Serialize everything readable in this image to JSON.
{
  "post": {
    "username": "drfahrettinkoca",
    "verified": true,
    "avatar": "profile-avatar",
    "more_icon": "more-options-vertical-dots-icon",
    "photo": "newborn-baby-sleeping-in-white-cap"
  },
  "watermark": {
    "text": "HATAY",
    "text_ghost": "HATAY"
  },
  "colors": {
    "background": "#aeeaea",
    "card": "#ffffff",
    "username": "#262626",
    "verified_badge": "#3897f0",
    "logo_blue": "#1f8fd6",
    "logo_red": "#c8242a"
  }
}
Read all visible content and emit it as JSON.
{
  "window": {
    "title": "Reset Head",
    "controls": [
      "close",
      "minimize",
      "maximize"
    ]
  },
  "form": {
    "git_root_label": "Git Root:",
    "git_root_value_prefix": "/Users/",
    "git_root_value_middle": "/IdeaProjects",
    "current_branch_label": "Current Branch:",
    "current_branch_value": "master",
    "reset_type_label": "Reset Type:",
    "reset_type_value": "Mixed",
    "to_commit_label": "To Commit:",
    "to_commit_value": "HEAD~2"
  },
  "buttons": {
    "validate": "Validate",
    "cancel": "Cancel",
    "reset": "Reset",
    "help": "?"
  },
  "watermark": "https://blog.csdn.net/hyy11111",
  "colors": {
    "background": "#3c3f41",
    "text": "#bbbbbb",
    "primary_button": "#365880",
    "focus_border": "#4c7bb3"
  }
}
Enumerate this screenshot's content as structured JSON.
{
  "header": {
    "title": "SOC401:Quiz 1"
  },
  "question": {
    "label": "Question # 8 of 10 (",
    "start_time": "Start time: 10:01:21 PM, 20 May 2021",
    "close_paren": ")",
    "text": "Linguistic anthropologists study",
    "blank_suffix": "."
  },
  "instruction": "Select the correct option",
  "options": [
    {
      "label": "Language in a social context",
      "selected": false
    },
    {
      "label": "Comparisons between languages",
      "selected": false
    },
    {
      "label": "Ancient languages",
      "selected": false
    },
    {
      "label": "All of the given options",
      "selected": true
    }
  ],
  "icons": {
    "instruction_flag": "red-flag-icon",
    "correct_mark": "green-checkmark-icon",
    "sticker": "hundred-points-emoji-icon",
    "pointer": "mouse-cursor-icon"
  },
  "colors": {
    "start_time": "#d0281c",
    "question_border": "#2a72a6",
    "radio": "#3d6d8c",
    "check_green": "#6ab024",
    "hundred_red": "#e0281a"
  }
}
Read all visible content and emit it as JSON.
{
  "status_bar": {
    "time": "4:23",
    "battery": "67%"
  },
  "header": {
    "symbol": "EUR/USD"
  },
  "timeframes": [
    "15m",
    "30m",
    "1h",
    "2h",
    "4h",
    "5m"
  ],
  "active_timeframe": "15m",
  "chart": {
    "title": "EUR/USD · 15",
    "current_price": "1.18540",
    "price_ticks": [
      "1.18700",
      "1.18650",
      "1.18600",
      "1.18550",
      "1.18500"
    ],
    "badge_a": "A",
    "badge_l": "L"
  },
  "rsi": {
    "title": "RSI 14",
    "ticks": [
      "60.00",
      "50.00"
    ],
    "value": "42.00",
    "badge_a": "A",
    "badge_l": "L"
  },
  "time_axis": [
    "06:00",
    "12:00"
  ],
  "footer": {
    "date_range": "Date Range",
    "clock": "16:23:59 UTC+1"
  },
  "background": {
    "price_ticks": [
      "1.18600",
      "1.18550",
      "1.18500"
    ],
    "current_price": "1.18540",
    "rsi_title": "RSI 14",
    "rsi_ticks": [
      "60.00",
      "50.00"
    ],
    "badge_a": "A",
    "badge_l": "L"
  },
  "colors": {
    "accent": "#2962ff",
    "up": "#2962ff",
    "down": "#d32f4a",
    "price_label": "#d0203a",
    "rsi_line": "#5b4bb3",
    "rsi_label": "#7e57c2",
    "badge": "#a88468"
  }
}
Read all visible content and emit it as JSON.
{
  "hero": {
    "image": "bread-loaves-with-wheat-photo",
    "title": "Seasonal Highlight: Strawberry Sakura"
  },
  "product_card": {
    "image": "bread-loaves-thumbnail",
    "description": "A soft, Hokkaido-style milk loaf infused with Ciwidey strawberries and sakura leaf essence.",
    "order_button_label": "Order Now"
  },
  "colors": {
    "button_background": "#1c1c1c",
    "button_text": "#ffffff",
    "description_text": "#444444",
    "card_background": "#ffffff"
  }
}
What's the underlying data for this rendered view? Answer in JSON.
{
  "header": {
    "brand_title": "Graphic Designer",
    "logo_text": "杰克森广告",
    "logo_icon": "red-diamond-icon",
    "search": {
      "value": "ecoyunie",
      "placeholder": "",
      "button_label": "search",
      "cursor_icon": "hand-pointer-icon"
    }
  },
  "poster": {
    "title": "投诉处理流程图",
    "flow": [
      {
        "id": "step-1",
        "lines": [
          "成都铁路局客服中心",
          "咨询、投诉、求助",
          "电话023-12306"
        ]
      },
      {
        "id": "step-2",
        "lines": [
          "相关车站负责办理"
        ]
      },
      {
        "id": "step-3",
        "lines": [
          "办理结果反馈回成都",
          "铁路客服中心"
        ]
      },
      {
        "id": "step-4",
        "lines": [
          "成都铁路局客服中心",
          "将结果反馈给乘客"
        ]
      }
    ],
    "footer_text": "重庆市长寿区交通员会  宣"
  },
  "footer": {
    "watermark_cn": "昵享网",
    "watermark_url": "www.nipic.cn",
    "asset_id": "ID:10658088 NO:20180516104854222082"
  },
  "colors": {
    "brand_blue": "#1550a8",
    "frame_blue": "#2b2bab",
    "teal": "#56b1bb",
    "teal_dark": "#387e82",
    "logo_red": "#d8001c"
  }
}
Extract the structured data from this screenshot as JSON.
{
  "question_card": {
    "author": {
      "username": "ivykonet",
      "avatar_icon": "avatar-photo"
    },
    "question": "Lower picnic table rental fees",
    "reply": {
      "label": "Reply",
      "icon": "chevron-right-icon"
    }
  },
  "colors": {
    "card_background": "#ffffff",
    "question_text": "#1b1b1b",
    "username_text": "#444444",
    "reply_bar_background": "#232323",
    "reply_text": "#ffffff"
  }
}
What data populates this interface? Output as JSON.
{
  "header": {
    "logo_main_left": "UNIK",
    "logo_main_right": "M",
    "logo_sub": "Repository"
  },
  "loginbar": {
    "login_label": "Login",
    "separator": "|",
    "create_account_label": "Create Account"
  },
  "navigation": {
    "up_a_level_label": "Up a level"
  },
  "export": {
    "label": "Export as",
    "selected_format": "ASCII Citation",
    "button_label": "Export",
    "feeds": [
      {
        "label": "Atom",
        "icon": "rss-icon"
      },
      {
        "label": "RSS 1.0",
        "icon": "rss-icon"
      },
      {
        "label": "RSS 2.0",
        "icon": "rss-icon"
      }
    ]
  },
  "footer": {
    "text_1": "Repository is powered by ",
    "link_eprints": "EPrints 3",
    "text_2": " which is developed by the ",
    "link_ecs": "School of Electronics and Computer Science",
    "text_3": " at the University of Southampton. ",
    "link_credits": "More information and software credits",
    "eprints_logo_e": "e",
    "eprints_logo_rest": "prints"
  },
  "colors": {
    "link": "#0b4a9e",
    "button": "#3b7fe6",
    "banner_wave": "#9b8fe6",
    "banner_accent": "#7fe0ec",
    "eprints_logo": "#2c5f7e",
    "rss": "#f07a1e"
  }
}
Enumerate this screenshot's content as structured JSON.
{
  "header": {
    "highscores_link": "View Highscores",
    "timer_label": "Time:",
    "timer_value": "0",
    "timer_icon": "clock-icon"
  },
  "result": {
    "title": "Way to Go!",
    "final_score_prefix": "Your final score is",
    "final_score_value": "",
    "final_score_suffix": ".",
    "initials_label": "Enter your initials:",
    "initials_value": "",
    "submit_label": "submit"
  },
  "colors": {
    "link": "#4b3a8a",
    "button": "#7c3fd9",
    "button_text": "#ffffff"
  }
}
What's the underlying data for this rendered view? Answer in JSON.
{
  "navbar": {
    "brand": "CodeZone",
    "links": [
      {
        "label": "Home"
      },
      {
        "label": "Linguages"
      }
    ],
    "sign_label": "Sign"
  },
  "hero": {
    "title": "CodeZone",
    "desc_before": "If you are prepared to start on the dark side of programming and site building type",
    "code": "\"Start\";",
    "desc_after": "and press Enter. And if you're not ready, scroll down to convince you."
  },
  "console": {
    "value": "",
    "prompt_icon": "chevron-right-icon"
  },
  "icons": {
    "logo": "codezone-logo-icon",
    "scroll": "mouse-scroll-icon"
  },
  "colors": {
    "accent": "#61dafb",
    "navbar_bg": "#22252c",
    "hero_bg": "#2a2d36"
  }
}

== == ==

» EXERCISE
Of the lines in the material, how many include "image"? Respond with the number alone.

» RESPONSE
3